Data records:
----------------------------------------

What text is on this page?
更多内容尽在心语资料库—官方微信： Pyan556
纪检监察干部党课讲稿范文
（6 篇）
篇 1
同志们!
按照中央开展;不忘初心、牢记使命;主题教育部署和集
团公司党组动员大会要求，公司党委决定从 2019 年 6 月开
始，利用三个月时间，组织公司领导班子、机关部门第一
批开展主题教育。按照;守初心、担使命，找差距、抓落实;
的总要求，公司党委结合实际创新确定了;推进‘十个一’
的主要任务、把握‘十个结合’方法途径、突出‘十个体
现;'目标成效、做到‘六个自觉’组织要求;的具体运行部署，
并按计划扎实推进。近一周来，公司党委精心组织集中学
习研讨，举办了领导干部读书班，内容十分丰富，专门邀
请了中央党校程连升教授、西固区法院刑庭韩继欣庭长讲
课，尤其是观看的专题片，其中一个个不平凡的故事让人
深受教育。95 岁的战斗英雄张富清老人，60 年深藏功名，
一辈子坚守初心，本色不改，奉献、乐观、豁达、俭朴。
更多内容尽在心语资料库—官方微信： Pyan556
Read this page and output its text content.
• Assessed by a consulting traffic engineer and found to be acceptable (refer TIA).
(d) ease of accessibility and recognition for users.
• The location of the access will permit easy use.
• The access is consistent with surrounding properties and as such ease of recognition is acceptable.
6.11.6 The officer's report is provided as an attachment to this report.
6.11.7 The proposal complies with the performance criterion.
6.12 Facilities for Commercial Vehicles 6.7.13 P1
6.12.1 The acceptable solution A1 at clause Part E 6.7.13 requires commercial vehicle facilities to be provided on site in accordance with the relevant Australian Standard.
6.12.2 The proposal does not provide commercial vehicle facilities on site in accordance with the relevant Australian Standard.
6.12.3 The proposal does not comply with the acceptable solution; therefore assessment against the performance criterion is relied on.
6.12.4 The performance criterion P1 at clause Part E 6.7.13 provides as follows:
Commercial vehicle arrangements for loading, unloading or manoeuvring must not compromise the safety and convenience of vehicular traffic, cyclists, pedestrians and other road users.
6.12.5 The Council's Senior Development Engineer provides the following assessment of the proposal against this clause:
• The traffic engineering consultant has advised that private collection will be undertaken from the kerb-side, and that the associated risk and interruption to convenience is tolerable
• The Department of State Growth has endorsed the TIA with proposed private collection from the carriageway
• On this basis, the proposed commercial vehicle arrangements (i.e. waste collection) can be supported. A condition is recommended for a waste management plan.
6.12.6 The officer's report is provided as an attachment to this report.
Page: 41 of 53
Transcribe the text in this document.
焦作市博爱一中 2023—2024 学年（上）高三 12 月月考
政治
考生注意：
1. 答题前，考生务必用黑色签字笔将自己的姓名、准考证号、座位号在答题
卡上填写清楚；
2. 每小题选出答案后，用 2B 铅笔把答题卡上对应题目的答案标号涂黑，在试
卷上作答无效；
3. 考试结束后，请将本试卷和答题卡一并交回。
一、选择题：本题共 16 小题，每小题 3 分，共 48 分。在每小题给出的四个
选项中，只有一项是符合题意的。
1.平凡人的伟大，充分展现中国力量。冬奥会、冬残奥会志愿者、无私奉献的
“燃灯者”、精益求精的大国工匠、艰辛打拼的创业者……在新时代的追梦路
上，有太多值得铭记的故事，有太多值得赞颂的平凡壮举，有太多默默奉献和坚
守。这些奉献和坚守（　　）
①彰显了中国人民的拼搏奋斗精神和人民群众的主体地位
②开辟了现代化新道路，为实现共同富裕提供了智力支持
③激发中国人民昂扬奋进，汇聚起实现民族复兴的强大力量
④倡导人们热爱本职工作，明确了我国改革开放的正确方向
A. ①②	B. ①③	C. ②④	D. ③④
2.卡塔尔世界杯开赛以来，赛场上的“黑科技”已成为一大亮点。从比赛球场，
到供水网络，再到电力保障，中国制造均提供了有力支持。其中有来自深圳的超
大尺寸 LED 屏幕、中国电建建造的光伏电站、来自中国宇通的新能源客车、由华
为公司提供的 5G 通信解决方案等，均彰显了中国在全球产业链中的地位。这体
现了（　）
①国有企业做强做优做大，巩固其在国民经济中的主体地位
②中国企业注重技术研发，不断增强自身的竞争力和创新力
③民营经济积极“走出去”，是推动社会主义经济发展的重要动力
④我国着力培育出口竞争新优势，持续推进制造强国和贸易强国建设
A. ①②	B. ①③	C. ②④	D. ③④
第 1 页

----------------------------------------

| What is being asked |
All records above must be set down exactly, please.

| Solution for this problem |
What text is on this page?
更多内容尽在心语资料库—官方微信： Pyan556
纪检监察干部党课讲稿范文
（6 篇）
篇 1
同志们!
按照中央开展;不忘初心、牢记使命;主题教育部署和集
团公司党组动员大会要求，公司党委决定从 2019 年 6 月开
始，利用三个月时间，组织公司领导班子、机关部门第一
批开展主题教育。按照;守初心、担使命，找差距、抓落实;
的总要求，公司党委结合实际创新确定了;推进‘十个一’
的主要任务、把握‘十个结合’方法途径、突出‘十个体
现;'目标成效、做到‘六个自觉’组织要求;的具体运行部署，
并按计划扎实推进。近一周来，公司党委精心组织集中学
习研讨，举办了领导干部读书班，内容十分丰富，专门邀
请了中央党校程连升教授、西固区法院刑庭韩继欣庭长讲
课，尤其是观看的专题片，其中一个个不平凡的故事让人
深受教育。95 岁的战斗英雄张富清老人，60 年深藏功名，
一辈子坚守初心，本色不改，奉献、乐观、豁达、俭朴。
更多内容尽在心语资料库—官方微信： Pyan556
Read this page and output its text content.
• Assessed by a consulting traffic engineer and found to be acceptable (refer TIA).
(d) ease of accessibility and recognition for users.
• The location of the access will permit easy use.
• The access is consistent with surrounding properties and as such ease of recognition is acceptable.
6.11.6 The officer's report is provided as an attachment to this report.
6.11.7 The proposal complies with the performance criterion.
6.12 Facilities for Commercial Vehicles 6.7.13 P1
6.12.1 The acceptable solution A1 at clause Part E 6.7.13 requires commercial vehicle facilities to be provided on site in accordance with the relevant Australian Standard.
6.12.2 The proposal does not provide commercial vehicle facilities on site in accordance with the relevant Australian Standard.
6.12.3 The proposal does not comply with the acceptable solution; therefore assessment against the performance criterion is relied on.
6.12.4 The performance criterion P1 at clause Part E 6.7.13 provides as follows:
Commercial vehicle arrangements for loading, unloading or manoeuvring must not compromise the safety and convenience of vehicular traffic, cyclists, pedestrians and other road users.
6.12.5 The Council's Senior Development Engineer provides the following assessment of the proposal against this clause:
• The traffic engineering consultant has advised that private collection will be undertaken from the kerb-side, and that the associated risk and interruption to convenience is tolerable
• The Department of State Growth has endorsed the TIA with proposed private collection from the carriageway
• On this basis, the proposed commercial vehicle arrangements (i.e. waste collection) can be supported. A condition is recommended for a waste management plan.
6.12.6 The officer's report is provided as an attachment to this report.
Page: 41 of 53
Transcribe the text in this document.
焦作市博爱一中 2023—2024 学年（上）高三 12 月月考
政治
考生注意：
1. 答题前，考生务必用黑色签字笔将自己的姓名、准考证号、座位号在答题
卡上填写清楚；
2. 每小题选出答案后，用 2B 铅笔把答题卡上对应题目的答案标号涂黑，在试
卷上作答无效；
3. 考试结束后，请将本试卷和答题卡一并交回。
一、选择题：本题共 16 小题，每小题 3 分，共 48 分。在每小题给出的四个
选项中，只有一项是符合题意的。
1.平凡人的伟大，充分展现中国力量。冬奥会、冬残奥会志愿者、无私奉献的
“燃灯者”、精益求精的大国工匠、艰辛打拼的创业者……在新时代的追梦路
上，有太多值得铭记的故事，有太多值得赞颂的平凡壮举，有太多默默奉献和坚
守。这些奉献和坚守（　　）
①彰显了中国人民的拼搏奋斗精神和人民群众的主体地位
②开辟了现代化新道路，为实现共同富裕提供了智力支持
③激发中国人民昂扬奋进，汇聚起实现民族复兴的强大力量
④倡导人们热爱本职工作，明确了我国改革开放的正确方向
A. ①②	B. ①③	C. ②④	D. ③④
2.卡塔尔世界杯开赛以来，赛场上的“黑科技”已成为一大亮点。从比赛球场，
到供水网络，再到电力保障，中国制造均提供了有力支持。其中有来自深圳的超
大尺寸 LED 屏幕、中国电建建造的光伏电站、来自中国宇通的新能源客车、由华
为公司提供的 5G 通信解决方案等，均彰显了中国在全球产业链中的地位。这体
现了（　）
①国有企业做强做优做大，巩固其在国民经济中的主体地位
②中国企业注重技术研发，不断增强自身的竞争力和创新力
③民营经济积极“走出去”，是推动社会主义经济发展的重要动力
④我国着力培育出口竞争新优势，持续推进制造强国和贸易强国建设
A. ①②	B. ①③	C. ②④	D. ③④
第 1 页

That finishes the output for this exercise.